### TASK OBJECTIVE
Every line that holds the string "withism" is to be identified and copied.

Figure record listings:
##########

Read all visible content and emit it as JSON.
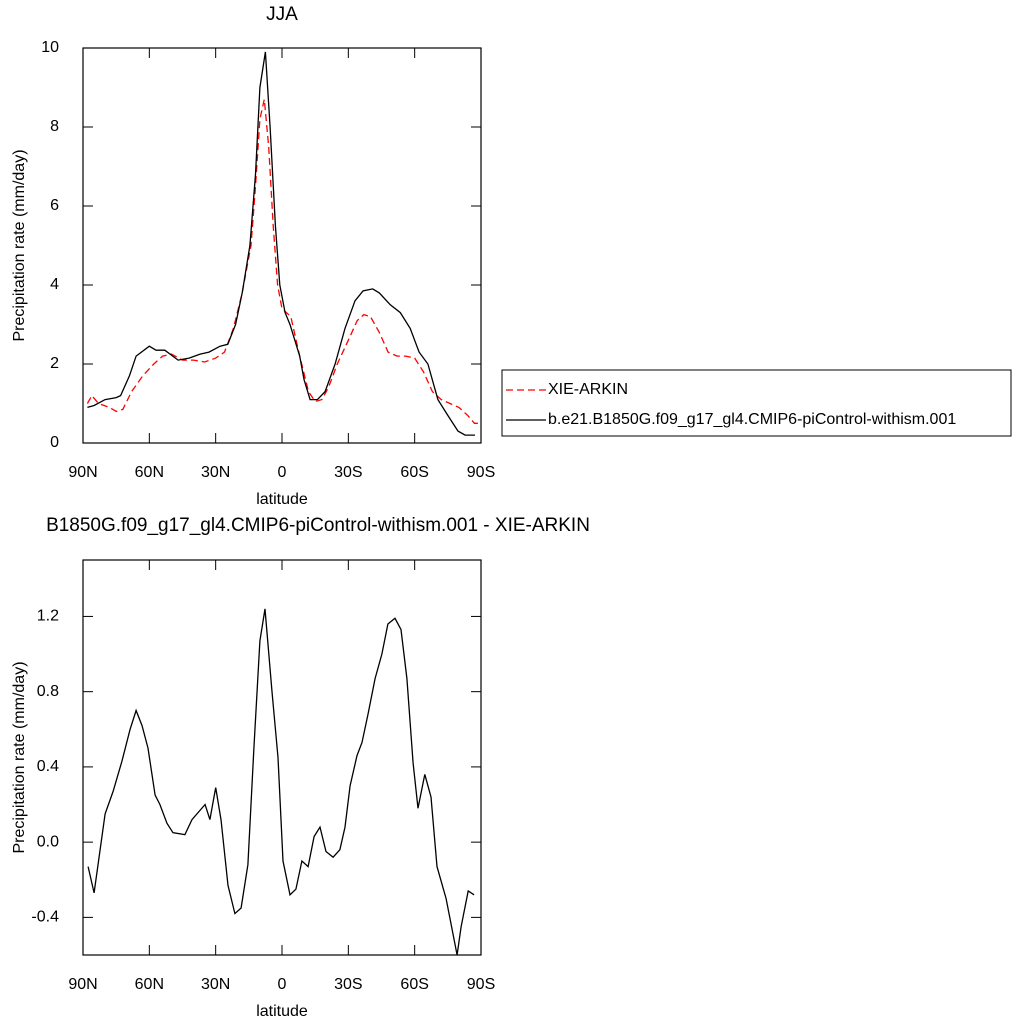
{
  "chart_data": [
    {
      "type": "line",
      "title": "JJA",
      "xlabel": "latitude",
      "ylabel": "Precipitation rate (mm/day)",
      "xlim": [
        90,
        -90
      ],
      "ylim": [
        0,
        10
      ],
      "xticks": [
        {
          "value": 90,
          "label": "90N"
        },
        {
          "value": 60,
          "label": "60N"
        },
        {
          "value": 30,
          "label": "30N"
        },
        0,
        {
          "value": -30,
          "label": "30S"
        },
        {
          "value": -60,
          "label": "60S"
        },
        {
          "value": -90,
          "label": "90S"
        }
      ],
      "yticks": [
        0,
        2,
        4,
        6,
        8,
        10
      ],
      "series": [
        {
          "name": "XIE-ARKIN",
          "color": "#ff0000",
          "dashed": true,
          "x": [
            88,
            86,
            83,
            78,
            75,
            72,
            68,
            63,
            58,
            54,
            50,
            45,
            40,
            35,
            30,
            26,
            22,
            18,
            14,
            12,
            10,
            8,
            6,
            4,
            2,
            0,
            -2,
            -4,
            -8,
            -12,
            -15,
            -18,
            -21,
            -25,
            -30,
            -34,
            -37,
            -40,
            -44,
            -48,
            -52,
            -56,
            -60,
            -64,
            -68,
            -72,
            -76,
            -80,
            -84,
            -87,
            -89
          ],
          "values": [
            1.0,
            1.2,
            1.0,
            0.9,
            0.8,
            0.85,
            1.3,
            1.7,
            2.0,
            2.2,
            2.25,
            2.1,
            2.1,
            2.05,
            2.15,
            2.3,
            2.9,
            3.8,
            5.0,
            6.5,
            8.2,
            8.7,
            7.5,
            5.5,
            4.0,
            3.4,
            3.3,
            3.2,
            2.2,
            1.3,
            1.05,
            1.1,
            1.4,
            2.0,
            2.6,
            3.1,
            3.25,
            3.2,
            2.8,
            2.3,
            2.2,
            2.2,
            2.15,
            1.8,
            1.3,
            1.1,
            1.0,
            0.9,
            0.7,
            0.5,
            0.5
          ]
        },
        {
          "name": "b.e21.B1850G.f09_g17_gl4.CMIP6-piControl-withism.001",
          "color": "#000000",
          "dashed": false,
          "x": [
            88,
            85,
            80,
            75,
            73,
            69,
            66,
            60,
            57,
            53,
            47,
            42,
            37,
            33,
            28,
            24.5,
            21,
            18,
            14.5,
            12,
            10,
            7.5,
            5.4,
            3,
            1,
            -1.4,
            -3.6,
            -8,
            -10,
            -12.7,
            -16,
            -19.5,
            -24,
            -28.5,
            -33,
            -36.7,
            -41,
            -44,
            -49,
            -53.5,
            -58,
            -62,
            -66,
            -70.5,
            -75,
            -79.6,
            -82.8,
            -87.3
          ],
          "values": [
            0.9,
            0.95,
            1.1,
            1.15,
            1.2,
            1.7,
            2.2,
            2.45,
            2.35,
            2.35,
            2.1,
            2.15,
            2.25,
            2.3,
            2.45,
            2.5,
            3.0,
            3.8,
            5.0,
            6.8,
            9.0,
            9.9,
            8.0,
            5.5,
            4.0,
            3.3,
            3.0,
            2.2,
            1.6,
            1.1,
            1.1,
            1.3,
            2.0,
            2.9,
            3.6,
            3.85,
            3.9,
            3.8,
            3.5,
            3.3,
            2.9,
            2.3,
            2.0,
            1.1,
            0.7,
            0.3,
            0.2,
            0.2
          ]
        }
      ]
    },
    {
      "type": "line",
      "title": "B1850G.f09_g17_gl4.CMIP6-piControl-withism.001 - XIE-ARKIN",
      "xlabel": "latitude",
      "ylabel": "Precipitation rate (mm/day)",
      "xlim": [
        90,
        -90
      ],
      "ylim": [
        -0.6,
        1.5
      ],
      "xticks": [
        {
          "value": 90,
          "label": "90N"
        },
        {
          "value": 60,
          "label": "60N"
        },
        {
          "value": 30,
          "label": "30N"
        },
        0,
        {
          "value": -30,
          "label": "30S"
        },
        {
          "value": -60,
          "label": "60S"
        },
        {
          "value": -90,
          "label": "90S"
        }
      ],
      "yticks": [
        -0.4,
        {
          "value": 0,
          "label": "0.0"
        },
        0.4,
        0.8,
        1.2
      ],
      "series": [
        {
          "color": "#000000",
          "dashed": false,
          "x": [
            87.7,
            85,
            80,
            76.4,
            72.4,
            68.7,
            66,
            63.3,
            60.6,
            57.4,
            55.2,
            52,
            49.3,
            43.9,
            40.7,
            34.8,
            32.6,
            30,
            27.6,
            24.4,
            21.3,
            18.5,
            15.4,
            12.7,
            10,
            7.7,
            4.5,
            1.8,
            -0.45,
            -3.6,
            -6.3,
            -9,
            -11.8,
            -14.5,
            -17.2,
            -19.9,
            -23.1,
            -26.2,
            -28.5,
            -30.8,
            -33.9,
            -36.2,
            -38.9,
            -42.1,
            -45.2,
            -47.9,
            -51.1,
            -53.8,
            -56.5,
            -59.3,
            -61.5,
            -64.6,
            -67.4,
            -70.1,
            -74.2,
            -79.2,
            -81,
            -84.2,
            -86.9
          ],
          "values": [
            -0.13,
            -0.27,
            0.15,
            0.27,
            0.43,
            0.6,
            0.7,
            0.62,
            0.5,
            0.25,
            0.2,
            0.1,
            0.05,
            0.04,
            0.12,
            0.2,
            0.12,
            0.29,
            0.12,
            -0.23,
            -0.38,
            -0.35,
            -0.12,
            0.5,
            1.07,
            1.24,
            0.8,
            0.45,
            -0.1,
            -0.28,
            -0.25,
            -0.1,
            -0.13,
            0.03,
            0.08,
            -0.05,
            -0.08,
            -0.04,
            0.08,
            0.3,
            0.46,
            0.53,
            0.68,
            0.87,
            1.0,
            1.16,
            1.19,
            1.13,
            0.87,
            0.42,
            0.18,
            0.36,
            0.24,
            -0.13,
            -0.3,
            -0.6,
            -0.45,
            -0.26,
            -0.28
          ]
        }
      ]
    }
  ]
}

##########

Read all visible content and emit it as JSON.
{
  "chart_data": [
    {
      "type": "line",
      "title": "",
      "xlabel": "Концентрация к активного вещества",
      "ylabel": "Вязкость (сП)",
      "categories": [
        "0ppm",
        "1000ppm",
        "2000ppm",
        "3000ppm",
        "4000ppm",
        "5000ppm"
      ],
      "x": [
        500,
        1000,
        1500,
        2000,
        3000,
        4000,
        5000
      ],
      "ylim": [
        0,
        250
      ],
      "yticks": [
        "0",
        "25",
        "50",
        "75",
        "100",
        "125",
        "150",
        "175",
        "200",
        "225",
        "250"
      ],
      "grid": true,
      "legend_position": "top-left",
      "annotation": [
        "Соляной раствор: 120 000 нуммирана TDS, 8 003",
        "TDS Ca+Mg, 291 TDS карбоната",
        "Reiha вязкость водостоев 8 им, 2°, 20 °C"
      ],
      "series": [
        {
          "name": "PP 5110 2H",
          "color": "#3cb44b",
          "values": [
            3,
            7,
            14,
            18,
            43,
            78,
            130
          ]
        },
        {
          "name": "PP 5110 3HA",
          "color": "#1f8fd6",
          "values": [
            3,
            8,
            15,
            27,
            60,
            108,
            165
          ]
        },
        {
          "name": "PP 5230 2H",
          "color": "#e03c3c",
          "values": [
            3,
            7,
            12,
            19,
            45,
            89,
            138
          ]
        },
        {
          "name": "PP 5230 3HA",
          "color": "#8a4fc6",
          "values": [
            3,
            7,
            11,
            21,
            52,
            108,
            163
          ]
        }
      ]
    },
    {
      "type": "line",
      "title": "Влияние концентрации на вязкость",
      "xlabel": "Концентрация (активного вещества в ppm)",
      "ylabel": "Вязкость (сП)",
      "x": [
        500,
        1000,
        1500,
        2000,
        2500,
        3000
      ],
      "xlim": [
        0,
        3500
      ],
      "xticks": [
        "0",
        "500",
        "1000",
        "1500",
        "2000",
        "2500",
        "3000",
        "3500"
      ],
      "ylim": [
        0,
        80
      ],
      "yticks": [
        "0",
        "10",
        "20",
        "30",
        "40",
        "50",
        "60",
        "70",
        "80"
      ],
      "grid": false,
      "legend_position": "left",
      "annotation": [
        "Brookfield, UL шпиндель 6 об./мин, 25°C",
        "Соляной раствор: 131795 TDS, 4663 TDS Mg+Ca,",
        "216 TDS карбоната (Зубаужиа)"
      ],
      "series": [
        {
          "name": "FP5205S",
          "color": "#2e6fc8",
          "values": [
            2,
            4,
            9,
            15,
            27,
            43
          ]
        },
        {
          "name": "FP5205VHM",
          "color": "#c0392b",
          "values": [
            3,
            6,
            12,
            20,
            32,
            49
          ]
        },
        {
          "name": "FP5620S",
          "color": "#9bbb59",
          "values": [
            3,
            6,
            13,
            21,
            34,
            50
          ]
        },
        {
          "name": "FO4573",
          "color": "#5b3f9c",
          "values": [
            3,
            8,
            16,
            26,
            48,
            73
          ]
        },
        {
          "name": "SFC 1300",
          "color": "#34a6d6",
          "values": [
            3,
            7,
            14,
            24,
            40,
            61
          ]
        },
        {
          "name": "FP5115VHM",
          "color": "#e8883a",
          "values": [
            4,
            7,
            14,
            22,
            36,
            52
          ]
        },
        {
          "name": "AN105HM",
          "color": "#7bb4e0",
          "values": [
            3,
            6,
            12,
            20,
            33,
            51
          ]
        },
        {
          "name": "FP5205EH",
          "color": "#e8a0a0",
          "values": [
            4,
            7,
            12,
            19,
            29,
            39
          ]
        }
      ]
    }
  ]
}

##########

### SOLUTION TO THIS TASK
          "name": "b.e21.B1850G.f09_g17_gl4.CMIP6-piControl-withism.001",
      "title": "B1850G.f09_g17_gl4.CMIP6-piControl-withism.001 - XIE-ARKIN",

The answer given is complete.